===== ARTICLE

AlexIoannides · 2021-05-20T19:03:20Z

I think storing the hash of the ModelBuilder class is a great idea.

canyon289 · 2021-07-26T11:45:41Z

User story note

Note im also im favor of this because we use cloudpickle now instead of pickle. After having spent multiple hours debugging the failing ArviZ CI job where pickling was failing, and I was confused because pickle is the goto tool, I got enough help from the devs and read the tests to figure out we needed to use cloud pickle.

I'm afraid "regular" users will try using pickle, see if fail and not know to use cloudpickle. This wrapper will help because users wont have to figure out what library is needed to save or load models, they can just the method itll "just work"

arviz-devs/arviz#1743

AlexIoannides · 2021-07-26T11:52:57Z

@canyon289 What's the major difference between cloudpickle and pickle?

twiecki · 2021-07-26T13:05:40Z

@AlexIoannides cloudpickle supports more things to pickle, like lambda functions.

nikmich1 · 2022-01-03T19:16:34Z

Although the 'beginner friendly' tag was removed a few days ago, I would be more than happy to give it a try during the next days (would be my first contribution). Can someone kindly give me a hint, where I can find information on @aseyboldt 's configuration spec dictionary, which was mentioned above? I was not able to find material on that so far.

twiecki · 2022-01-04T03:57:22Z

@nikmich1 That would be a great contribution. Here is an example: https://gist.github.com/twiecki/86b02349c60385eb6d77793d37bd96a9

It's quite simple, just a static method that returns a dict that you can then reference when building the model. There are also some nice ideas (like the hash mentioned above) here: https://github.com/quantopian/bayesalpha/blob/master/bayesalpha/base.py

twiecki · 2022-01-13T17:53:39Z

@nikmich1 Any progress on this?

==========

__TASK DESCRIPTION__
Copy out the whole forum thread above on saving models with cloudpickle, word for word.

===== PROVIDED MATERIAL

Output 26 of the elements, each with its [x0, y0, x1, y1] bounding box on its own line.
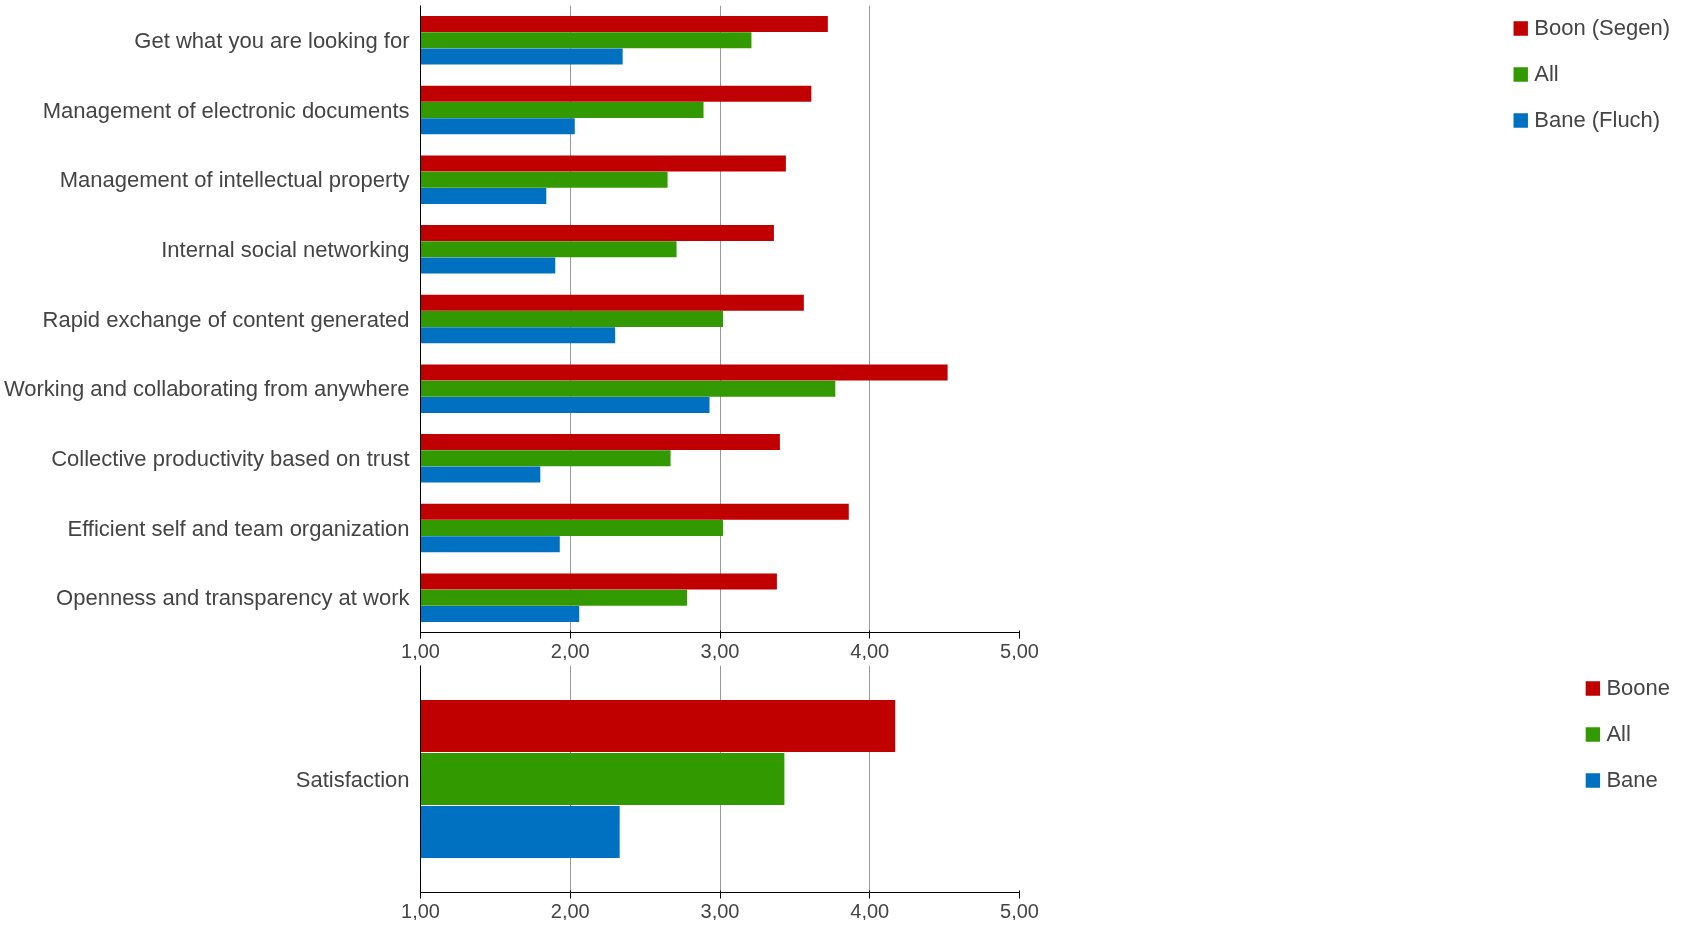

==========

__RESULT__
AlexIoannides · 2021-05-20T19:03:20Z

I think storing the hash of the ModelBuilder class is a great idea.

canyon289 · 2021-07-26T11:45:41Z

User story note

Note im also im favor of this because we use cloudpickle now instead of pickle. After having spent multiple hours debugging the failing ArviZ CI job where pickling was failing, and I was confused because pickle is the goto tool, I got enough help from the devs and read the tests to figure out we needed to use cloud pickle.

I'm afraid "regular" users will try using pickle, see if fail and not know to use cloudpickle. This wrapper will help because users wont have to figure out what library is needed to save or load models, they can just the method itll "just work"

arviz-devs/arviz#1743

AlexIoannides · 2021-07-26T11:52:57Z

@canyon289 What's the major difference between cloudpickle and pickle?

twiecki · 2021-07-26T13:05:40Z

@AlexIoannides cloudpickle supports more things to pickle, like lambda functions.

nikmich1 · 2022-01-03T19:16:34Z

Although the 'beginner friendly' tag was removed a few days ago, I would be more than happy to give it a try during the next days (would be my first contribution). Can someone kindly give me a hint, where I can find information on @aseyboldt 's configuration spec dictionary, which was mentioned above? I was not able to find material on that so far.

twiecki · 2022-01-04T03:57:22Z

@nikmich1 That would be a great contribution. Here is an example: https://gist.github.com/twiecki/86b02349c60385eb6d77793d37bd96a9

It's quite simple, just a static method that returns a dict that you can then reference when building the model. There are also some nice ideas (like the hash mentioned above) here: https://github.com/quantopian/bayesalpha/blob/master/bayesalpha/base.py

twiecki · 2022-01-13T17:53:39Z

@nikmich1 Any progress on this?